- EXERCISE PROMPT -
Copy each line of the entries beneath that contains the word "르주르만의".

- DATA ENTRIES -
******

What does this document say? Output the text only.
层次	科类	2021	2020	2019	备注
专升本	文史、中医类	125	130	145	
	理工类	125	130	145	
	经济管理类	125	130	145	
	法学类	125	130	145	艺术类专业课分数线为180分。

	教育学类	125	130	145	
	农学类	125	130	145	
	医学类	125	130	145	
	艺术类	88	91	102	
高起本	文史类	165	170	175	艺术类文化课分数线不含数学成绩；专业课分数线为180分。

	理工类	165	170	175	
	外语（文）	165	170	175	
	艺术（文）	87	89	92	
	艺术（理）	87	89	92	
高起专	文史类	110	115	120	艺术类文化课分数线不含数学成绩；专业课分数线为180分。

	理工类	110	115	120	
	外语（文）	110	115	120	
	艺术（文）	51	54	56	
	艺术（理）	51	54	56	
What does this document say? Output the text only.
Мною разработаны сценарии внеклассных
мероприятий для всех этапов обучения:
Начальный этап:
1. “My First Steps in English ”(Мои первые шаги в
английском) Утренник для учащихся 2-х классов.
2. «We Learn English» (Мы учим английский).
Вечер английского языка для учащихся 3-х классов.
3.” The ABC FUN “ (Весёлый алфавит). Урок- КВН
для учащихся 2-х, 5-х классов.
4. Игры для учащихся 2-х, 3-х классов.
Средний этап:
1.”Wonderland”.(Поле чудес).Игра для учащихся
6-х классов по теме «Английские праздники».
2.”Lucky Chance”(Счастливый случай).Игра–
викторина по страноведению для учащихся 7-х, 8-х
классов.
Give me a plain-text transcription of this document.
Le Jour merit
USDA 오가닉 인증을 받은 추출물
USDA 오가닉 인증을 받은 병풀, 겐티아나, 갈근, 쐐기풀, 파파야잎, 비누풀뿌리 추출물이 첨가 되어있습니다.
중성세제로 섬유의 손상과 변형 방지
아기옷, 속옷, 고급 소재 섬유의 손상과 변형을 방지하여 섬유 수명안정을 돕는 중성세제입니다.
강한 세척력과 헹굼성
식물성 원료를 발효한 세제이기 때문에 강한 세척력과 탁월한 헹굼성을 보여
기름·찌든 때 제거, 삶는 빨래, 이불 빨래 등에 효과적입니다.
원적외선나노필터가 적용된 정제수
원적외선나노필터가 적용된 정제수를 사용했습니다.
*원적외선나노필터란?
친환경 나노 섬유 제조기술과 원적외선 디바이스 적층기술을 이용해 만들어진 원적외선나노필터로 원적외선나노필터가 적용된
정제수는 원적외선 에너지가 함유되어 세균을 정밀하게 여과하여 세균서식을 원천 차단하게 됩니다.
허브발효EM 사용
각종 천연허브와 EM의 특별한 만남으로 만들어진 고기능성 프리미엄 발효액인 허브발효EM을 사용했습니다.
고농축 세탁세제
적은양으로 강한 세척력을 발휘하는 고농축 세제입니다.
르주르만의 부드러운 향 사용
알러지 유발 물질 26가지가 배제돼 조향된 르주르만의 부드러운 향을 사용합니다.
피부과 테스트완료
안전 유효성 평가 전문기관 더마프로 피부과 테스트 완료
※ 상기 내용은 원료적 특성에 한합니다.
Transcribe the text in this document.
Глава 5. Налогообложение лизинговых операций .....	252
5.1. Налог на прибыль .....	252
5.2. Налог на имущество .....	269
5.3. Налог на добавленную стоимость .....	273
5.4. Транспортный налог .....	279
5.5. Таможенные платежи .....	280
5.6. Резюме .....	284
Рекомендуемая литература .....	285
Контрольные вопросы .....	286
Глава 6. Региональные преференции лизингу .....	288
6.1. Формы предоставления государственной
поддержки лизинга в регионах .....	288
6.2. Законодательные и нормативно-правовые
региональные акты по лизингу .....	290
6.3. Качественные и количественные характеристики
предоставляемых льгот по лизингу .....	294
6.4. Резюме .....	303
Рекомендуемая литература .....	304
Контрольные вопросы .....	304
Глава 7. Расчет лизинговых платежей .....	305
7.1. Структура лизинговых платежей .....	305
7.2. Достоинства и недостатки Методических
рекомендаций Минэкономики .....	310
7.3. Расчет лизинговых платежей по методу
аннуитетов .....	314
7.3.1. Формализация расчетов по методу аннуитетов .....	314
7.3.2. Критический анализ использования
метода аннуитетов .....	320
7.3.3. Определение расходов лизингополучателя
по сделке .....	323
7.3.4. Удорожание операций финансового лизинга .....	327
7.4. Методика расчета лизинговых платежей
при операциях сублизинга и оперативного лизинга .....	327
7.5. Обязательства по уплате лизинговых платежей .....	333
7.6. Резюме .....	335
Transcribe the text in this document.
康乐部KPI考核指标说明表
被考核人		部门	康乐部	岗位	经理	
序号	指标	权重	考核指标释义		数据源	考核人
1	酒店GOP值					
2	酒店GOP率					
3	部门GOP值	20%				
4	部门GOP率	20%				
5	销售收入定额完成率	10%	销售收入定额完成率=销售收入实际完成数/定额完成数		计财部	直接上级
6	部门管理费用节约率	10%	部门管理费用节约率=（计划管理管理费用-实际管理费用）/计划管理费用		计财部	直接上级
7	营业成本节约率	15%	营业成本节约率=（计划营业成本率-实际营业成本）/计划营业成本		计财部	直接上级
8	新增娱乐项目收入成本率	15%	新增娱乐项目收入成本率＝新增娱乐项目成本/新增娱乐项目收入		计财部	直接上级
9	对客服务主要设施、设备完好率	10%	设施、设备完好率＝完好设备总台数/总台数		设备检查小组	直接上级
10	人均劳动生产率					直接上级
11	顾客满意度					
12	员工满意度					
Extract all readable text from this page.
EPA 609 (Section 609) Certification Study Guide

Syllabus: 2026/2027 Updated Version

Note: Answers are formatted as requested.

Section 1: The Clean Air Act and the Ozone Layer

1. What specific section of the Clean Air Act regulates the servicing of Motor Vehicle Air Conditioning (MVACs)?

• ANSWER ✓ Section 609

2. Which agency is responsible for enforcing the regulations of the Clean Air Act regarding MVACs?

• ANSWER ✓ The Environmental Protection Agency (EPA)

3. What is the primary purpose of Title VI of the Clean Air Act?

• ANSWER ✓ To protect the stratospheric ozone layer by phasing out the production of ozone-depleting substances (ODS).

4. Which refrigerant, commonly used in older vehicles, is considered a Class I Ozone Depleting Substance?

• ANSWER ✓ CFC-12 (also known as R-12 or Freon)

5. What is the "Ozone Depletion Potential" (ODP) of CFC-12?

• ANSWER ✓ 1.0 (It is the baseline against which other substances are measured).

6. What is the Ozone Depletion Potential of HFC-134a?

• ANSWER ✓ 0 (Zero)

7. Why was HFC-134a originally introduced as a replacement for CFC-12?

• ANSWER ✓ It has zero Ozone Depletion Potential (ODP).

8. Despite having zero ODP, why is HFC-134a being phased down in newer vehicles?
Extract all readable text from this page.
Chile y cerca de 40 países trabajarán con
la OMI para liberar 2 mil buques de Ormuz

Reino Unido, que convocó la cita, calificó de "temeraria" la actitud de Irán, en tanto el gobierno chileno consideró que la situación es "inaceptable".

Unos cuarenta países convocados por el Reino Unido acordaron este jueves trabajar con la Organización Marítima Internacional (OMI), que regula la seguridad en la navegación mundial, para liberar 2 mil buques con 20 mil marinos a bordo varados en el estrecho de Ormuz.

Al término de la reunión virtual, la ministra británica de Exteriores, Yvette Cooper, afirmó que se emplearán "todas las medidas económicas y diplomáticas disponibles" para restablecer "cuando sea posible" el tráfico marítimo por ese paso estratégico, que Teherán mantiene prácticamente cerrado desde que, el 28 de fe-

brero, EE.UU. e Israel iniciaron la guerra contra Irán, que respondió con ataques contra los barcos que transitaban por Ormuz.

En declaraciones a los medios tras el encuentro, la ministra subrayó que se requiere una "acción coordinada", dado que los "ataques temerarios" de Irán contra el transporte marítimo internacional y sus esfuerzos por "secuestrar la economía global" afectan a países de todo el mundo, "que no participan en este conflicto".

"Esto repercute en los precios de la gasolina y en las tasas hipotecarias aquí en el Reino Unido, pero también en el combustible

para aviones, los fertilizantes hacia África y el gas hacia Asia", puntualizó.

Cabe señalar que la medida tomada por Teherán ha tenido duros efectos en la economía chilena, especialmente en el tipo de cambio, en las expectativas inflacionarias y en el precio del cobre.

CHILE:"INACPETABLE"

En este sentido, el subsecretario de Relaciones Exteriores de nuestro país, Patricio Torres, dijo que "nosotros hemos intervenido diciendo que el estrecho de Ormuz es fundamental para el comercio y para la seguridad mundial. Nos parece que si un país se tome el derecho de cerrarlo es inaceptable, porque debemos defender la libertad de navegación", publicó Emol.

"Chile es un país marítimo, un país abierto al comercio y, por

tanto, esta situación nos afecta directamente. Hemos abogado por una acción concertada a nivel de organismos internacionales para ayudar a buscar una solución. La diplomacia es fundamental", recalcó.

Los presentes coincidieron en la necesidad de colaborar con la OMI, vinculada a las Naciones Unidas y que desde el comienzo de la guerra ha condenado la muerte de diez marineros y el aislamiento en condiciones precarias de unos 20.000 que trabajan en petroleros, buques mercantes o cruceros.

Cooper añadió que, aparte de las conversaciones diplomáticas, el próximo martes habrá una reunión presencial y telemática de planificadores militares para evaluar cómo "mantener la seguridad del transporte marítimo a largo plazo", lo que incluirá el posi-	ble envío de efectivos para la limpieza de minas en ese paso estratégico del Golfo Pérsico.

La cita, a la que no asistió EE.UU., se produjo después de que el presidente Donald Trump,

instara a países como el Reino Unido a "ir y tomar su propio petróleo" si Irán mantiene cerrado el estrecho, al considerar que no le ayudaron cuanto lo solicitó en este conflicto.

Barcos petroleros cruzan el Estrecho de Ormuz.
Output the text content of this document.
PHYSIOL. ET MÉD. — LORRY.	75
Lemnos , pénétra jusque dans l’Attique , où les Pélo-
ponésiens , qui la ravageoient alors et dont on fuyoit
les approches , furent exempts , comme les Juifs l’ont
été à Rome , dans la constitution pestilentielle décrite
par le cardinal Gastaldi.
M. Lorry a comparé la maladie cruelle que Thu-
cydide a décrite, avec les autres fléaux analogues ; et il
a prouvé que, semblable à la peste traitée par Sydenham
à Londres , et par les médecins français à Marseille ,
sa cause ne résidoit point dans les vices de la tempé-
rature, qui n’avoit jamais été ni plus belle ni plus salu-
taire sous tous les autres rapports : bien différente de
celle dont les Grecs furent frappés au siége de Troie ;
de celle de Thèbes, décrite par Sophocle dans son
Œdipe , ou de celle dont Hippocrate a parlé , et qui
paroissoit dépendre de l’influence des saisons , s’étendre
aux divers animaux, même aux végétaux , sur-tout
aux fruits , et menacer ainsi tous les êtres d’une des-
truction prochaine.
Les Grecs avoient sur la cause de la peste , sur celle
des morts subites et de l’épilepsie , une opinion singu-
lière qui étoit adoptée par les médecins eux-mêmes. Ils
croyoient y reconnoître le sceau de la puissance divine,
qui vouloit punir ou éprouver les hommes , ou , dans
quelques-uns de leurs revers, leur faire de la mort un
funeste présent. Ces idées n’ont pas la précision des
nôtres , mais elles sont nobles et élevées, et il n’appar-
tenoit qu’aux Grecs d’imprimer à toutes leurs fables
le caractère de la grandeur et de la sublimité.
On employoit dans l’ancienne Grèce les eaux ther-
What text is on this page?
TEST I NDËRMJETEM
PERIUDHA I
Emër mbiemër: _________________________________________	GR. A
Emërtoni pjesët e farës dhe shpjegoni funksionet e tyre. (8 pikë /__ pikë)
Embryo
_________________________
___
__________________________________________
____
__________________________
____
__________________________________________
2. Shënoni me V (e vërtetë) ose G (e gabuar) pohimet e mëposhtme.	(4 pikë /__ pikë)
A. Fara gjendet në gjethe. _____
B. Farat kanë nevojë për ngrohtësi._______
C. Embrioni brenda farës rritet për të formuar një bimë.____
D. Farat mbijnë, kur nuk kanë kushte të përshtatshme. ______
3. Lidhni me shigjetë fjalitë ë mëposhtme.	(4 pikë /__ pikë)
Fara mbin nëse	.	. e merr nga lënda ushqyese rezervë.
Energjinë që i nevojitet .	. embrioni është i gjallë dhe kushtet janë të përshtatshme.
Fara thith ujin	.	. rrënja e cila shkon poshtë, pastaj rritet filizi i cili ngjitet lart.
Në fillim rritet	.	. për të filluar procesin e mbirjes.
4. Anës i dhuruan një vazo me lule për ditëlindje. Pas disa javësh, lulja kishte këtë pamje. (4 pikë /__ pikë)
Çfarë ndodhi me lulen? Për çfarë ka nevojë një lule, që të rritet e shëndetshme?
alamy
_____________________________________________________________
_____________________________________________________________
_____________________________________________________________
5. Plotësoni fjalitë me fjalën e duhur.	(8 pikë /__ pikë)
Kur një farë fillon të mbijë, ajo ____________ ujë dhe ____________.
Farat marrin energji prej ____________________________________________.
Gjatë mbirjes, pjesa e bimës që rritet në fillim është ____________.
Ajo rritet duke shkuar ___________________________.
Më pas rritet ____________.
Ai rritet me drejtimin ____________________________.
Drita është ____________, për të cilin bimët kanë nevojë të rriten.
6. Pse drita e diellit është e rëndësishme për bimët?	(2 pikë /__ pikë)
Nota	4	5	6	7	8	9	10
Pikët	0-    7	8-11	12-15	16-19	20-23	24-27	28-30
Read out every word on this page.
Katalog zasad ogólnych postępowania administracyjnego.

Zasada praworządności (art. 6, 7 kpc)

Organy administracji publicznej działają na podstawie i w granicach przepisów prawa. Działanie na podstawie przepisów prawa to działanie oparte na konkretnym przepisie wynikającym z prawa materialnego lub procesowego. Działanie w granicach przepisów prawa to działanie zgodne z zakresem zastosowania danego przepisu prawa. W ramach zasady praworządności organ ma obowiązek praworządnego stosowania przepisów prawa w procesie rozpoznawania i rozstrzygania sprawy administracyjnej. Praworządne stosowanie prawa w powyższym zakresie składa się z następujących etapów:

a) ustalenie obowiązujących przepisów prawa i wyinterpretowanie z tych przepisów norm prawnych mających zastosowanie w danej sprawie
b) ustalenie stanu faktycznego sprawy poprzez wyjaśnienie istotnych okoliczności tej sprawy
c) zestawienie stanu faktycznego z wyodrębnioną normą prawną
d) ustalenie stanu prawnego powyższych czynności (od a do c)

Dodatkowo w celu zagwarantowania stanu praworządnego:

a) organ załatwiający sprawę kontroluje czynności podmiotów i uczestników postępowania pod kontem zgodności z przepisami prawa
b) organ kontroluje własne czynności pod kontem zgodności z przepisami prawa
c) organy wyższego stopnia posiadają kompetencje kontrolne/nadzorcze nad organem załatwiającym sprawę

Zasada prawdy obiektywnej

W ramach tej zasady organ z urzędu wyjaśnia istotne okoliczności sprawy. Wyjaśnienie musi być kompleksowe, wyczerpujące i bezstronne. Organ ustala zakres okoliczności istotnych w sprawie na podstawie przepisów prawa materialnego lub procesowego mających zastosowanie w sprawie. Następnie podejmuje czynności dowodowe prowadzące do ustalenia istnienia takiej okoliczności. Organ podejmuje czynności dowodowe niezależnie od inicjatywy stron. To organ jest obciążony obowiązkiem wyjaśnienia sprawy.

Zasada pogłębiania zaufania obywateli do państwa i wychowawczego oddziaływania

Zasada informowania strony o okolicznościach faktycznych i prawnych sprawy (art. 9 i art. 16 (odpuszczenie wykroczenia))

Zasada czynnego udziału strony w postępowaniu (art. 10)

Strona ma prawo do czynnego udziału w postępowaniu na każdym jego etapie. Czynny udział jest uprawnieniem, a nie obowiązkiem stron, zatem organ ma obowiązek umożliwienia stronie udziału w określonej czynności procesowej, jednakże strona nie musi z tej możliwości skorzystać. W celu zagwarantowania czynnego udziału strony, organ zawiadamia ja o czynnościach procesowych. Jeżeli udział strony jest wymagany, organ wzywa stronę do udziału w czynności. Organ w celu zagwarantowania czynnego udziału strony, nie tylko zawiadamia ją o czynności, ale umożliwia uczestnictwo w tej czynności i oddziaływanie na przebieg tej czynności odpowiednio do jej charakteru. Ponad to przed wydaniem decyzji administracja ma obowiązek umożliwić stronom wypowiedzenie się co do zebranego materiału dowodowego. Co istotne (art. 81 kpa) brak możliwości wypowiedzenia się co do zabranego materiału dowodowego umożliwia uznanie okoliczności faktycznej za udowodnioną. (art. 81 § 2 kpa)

******

- FULL ANSWER -
르주르만의 부드러운 향 사용
알러지 유발 물질 26가지가 배제돼 조향된 르주르만의 부드러운 향을 사용합니다.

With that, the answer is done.